TASK TO CARRY OUT
Copy out all lines where "الفلكلور" appears.
## BEGIN
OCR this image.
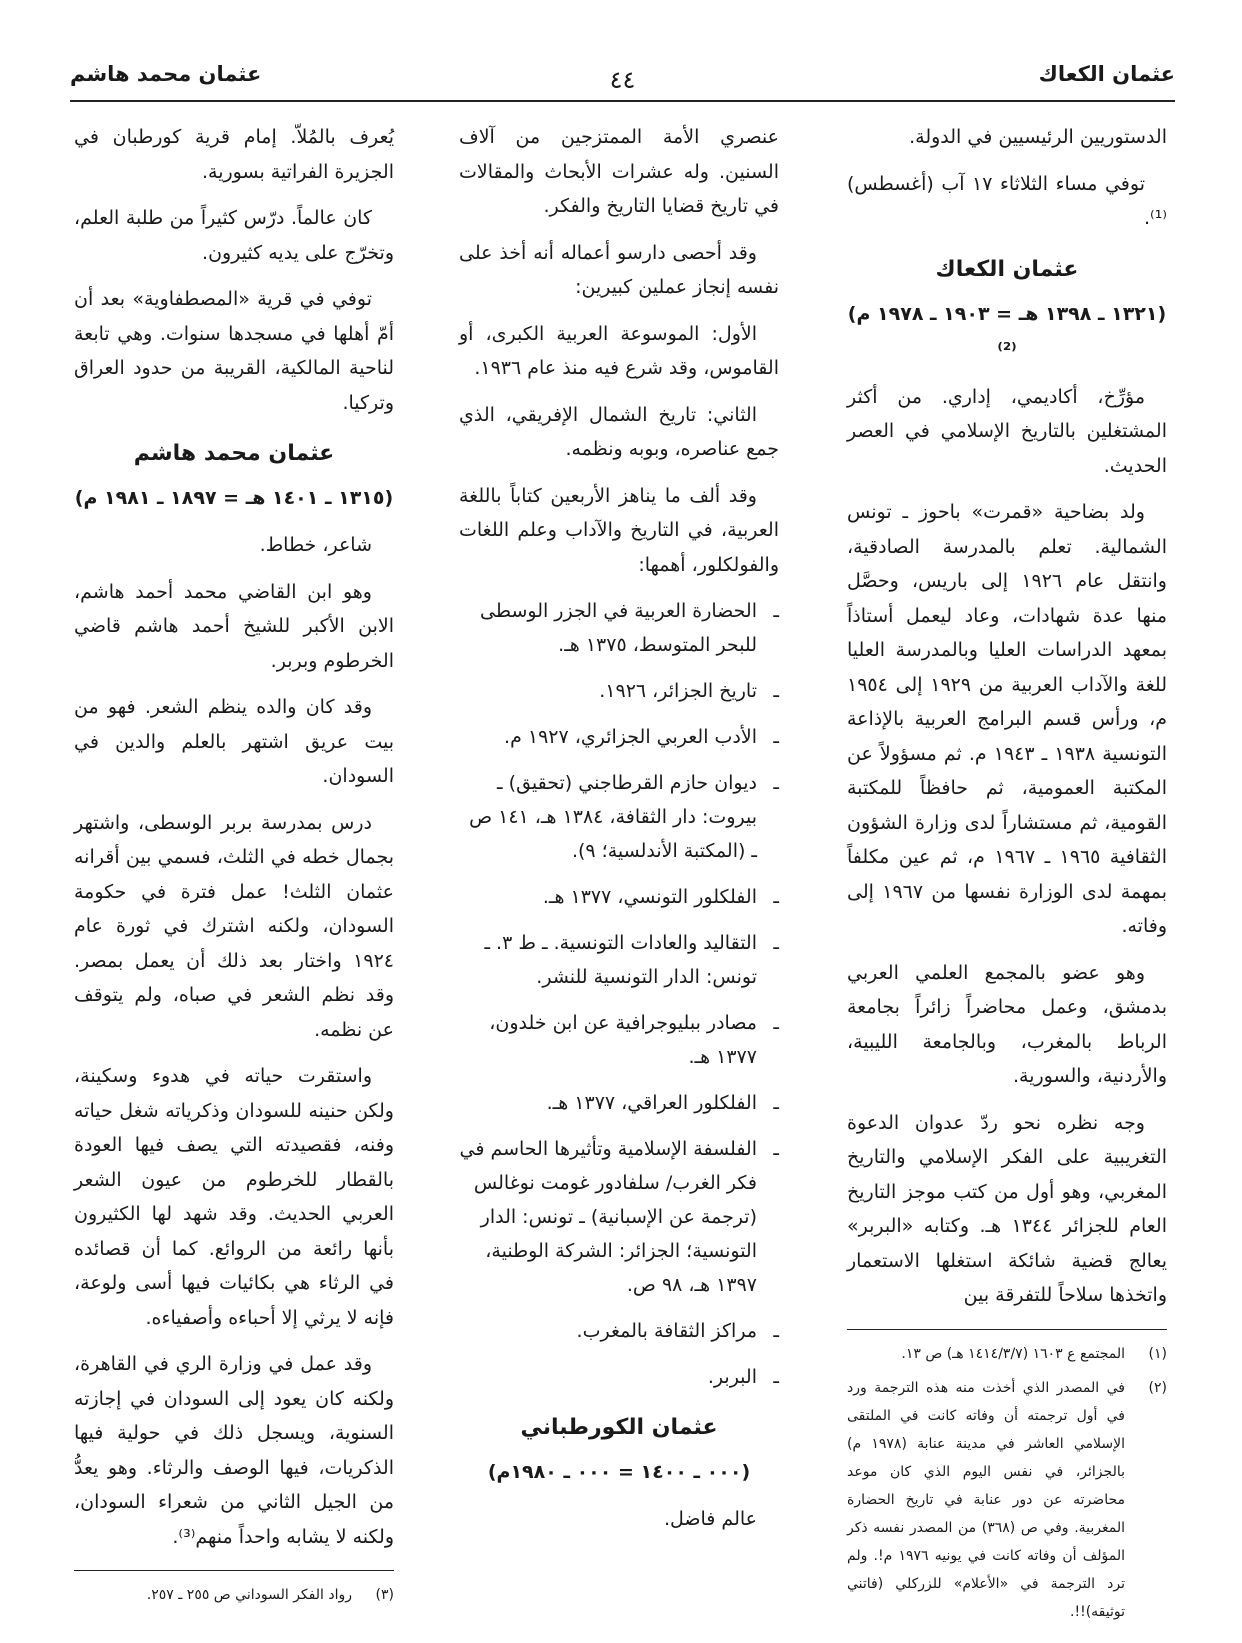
عثمان الكعاك
٤٤
عثمان محمد هاشم

الدستوريين الرئيسيين في الدولة.

توفي مساء الثلاثاء ١٧ آب (أغسطس)⁽¹⁾.

عثمان الكعاك
(١٣٢١ ـ ١٣٩٨ هـ = ١٩٠٣ ـ ١٩٧٨ م)⁽²⁾

مؤرِّخ، أكاديمي، إداري. من أكثر المشتغلين بالتاريخ الإسلامي في العصر الحديث.

ولد بضاحية «قمرت» باحوز ـ تونس الشمالية. تعلم بالمدرسة الصادقية، وانتقل عام ١٩٢٦ إلى باريس، وحصَّل منها عدة شهادات، وعاد ليعمل أستاذاً بمعهد الدراسات العليا وبالمدرسة العليا للغة والآداب العربية من ١٩٢٩ إلى ١٩٥٤ م، ورأس قسم البرامج العربية بالإذاعة التونسية ١٩٣٨ ـ ١٩٤٣ م. ثم مسؤولاً عن المكتبة العمومية، ثم حافظاً للمكتبة القومية، ثم مستشاراً لدى وزارة الشؤون الثقافية ١٩٦٥ ـ ١٩٦٧ م، ثم عين مكلفاً بمهمة لدى الوزارة نفسها من ١٩٦٧ إلى وفاته.

وهو عضو بالمجمع العلمي العربي بدمشق، وعمل محاضراً زائراً بجامعة الرباط بالمغرب، وبالجامعة الليبية، والأردنية، والسورية.

وجه نظره نحو ردّ عدوان الدعوة التغريبية على الفكر الإسلامي والتاريخ المغربي، وهو أول من كتب موجز التاريخ العام للجزائر ١٣٤٤ هـ. وكتابه «البربر» يعالج قضية شائكة استغلها الاستعمار واتخذها سلاحاً للتفرقة بين

(١)
المجتمع ع ١٦٠٣ (١٤١٤/٣/٧ هـ) ص ١٣.
(٢)
في المصدر الذي أخذت منه هذه الترجمة ورد في أول ترجمته أن وفاته كانت في الملتقى الإسلامي العاشر في مدينة عنابة (١٩٧٨ م) بالجزائر، في نفس اليوم الذي كان موعد محاضرته عن دور عنابة في تاريخ الحضارة المغربية. وفي ص (٣٦٨) من المصدر نفسه ذكر المؤلف أن وفاته كانت في يونيه ١٩٧٦ م!. ولم ترد الترجمة في «الأعلام» للزركلي (فاتني توثيقه)!!.

عنصري الأمة الممتزجين من آلاف السنين. وله عشرات الأبحاث والمقالات في تاريخ قضايا التاريخ والفكر.

وقد أحصى دارسو أعماله أنه أخذ على نفسه إنجاز عملين كبيرين:

الأول: الموسوعة العربية الكبرى، أو القاموس، وقد شرع فيه منذ عام ١٩٣٦.

الثاني: تاريخ الشمال الإفريقي، الذي جمع عناصره، وبوبه ونظمه.

وقد ألف ما يناهز الأربعين كتاباً باللغة العربية، في التاريخ والآداب وعلم اللغات والفولكلور، أهمها:

ـ
الحضارة العربية في الجزر الوسطى للبحر المتوسط، ١٣٧٥ هـ.
ـ
تاريخ الجزائر، ١٩٢٦.
ـ
الأدب العربي الجزائري، ١٩٢٧ م.
ـ
ديوان حازم القرطاجني (تحقيق) ـ بيروت: دار الثقافة، ١٣٨٤ هـ، ١٤١ ص ـ (المكتبة الأندلسية؛ ٩).
ـ
الفلكلور التونسي، ١٣٧٧ هـ.
ـ
التقاليد والعادات التونسية. ـ ط ٣. ـ تونس: الدار التونسية للنشر.
ـ
مصادر ببليوجرافية عن ابن خلدون، ١٣٧٧ هـ.
ـ
الفلكلور العراقي، ١٣٧٧ هـ.
ـ
الفلسفة الإسلامية وتأثيرها الحاسم في فكر الغرب/ سلفادور غومت نوغالس (ترجمة عن الإسبانية) ـ تونس: الدار التونسية؛ الجزائر: الشركة الوطنية، ١٣٩٧ هـ، ٩٨ ص.
ـ
مراكز الثقافة بالمغرب.
ـ
البربر.
عثمان الكورطباني
(٠٠٠ ـ ١٤٠٠ = ٠٠٠ ـ ١٩٨٠م)

عالم فاضل.

يُعرف بالمُلاّ. إمام قرية كورطبان في الجزيرة الفراتية بسورية.

كان عالماً. درّس كثيراً من طلبة العلم، وتخرّج على يديه كثيرون.

توفي في قرية «المصطفاوية» بعد أن أمّ أهلها في مسجدها سنوات. وهي تابعة لناحية المالكية، القريبة من حدود العراق وتركيا.

عثمان محمد هاشم
(١٣١٥ ـ ١٤٠١ هـ = ١٨٩٧ ـ ١٩٨١ م)

شاعر، خطاط.

وهو ابن القاضي محمد أحمد هاشم، الابن الأكبر للشيخ أحمد هاشم قاضي الخرطوم وبربر.

وقد كان والده ينظم الشعر. فهو من بيت عريق اشتهر بالعلم والدين في السودان.

درس بمدرسة بربر الوسطى، واشتهر بجمال خطه في الثلث، فسمي بين أقرانه عثمان الثلث! عمل فترة في حكومة السودان، ولكنه اشترك في ثورة عام ١٩٢٤ واختار بعد ذلك أن يعمل بمصر. وقد نظم الشعر في صباه، ولم يتوقف عن نظمه.

واستقرت حياته في هدوء وسكينة، ولكن حنينه للسودان وذكرياته شغل حياته وفنه، فقصيدته التي يصف فيها العودة بالقطار للخرطوم من عيون الشعر العربي الحديث. وقد شهد لها الكثيرون بأنها رائعة من الروائع. كما أن قصائده في الرثاء هي بكائيات فيها أسى ولوعة، فإنه لا يرثي إلا أحباءه وأصفياءه.

وقد عمل في وزارة الري في القاهرة، ولكنه كان يعود إلى السودان في إجازته السنوية، ويسجل ذلك في حولية فيها الذكريات، فيها الوصف والرثاء. وهو يعدُّ من الجيل الثاني من شعراء السودان، ولكنه لا يشابه واحداً منهم⁽³⁾.

(٣)
رواد الفكر السوداني ص ٢٥٥ ـ ٢٥٧.
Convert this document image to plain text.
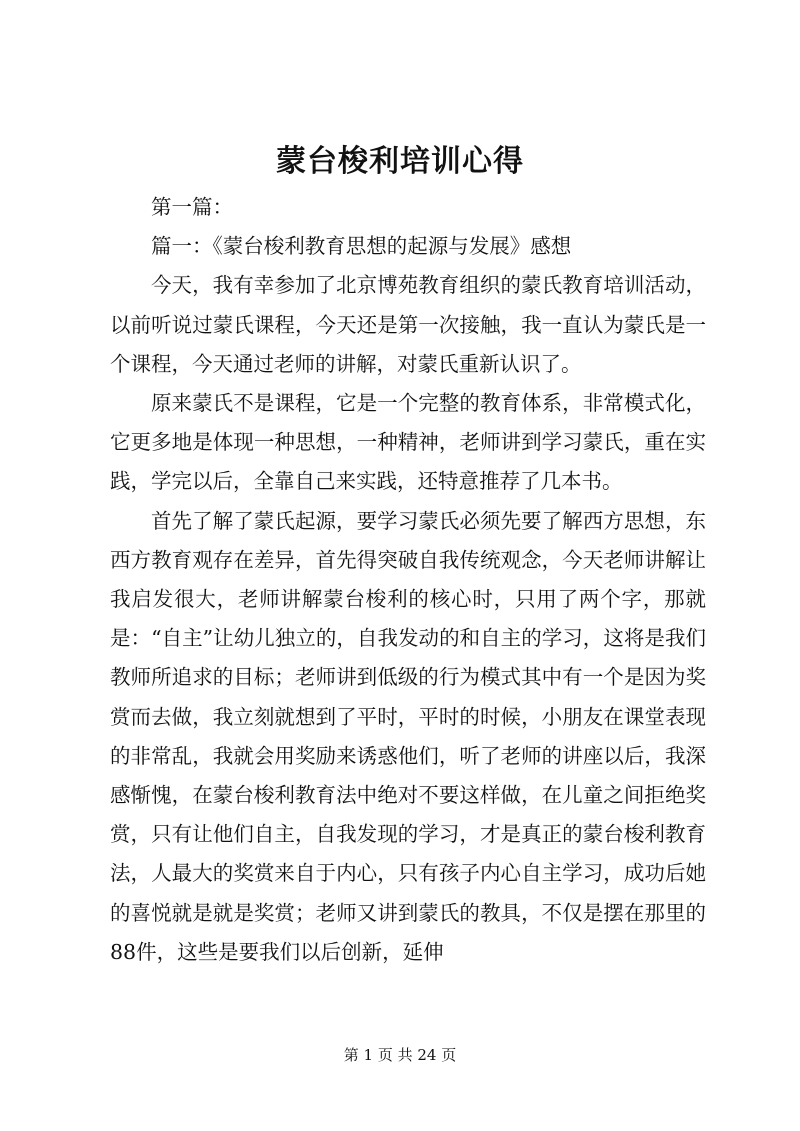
蒙台梭利培训心得

第一篇：

篇一：《蒙台梭利教育思想的起源与发展》感想

今天，我有幸参加了北京博苑教育组织的蒙氏教育培训活动，以前听说过蒙氏课程，今天还是第一次接触，我一直认为蒙氏是一个课程，今天通过老师的讲解，对蒙氏重新认识了。

原来蒙氏不是课程，它是一个完整的教育体系，非常模式化，它更多地是体现一种思想，一种精神，老师讲到学习蒙氏，重在实践，学完以后，全靠自己来实践，还特意推荐了几本书。

首先了解了蒙氏起源，要学习蒙氏必须先要了解西方思想，东西方教育观存在差异，首先得突破自我传统观念，今天老师讲解让我启发很大，老师讲解蒙台梭利的核心时，只用了两个字，那就是：“自主”让幼儿独立的，自我发动的和自主的学习，这将是我们教师所追求的目标；老师讲到低级的行为模式其中有一个是因为奖赏而去做，我立刻就想到了平时，平时的时候，小朋友在课堂表现的非常乱，我就会用奖励来诱惑他们，听了老师的讲座以后，我深感惭愧，在蒙台梭利教育法中绝对不要这样做，在儿童之间拒绝奖赏，只有让他们自主，自我发现的学习，才是真正的蒙台梭利教育法，人最大的奖赏来自于内心，只有孩子内心自主学习，成功后她的喜悦就是就是奖赏；老师又讲到蒙氏的教具，不仅是摆在那里的88件，这些是要我们以后创新，延伸

第 1 页 共 24 页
## END
FINISHED EXERCISE
الفلكلور التونسي، ١٣٧٧ هـ.
الفلكلور العراقي، ١٣٧٧ هـ.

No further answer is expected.